Material provided:
▬▬▬▬▬▬▬▬▬▬
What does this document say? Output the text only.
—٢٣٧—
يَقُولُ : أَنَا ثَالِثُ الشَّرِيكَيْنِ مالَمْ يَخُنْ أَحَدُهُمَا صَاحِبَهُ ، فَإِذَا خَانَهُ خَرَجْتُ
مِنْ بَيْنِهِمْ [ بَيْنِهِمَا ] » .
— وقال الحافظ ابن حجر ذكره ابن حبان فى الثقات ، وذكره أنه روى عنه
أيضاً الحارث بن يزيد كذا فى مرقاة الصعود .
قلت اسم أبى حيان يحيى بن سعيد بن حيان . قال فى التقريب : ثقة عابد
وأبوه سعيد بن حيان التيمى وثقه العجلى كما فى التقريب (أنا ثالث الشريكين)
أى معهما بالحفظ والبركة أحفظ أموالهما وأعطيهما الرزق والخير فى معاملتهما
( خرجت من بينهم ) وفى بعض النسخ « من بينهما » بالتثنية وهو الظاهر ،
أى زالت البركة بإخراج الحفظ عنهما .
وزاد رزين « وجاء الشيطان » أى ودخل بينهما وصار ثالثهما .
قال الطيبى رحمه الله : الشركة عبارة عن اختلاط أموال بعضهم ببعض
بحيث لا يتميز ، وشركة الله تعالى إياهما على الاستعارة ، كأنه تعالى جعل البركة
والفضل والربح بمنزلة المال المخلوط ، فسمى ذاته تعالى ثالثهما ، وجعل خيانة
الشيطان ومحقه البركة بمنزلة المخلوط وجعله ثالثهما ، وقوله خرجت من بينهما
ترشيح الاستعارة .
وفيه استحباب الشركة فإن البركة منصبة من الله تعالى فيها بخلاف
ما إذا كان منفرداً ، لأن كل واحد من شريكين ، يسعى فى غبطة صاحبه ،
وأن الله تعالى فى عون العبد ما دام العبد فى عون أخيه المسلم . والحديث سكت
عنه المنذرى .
▬▬▬▬▬▬▬▬▬▬
Directions for this task: Sift through the entries and copy every line with "الله".

Output for this exercise:
قال الطيبى رحمه الله : الشركة عبارة عن اختلاط أموال بعضهم ببعض
بحيث لا يتميز ، وشركة الله تعالى إياهما على الاستعارة ، كأنه تعالى جعل البركة
وفيه استحباب الشركة فإن البركة منصبة من الله تعالى فيها بخلاف
وأن الله تعالى فى عون العبد ما دام العبد فى عون أخيه المسلم . والحديث سكت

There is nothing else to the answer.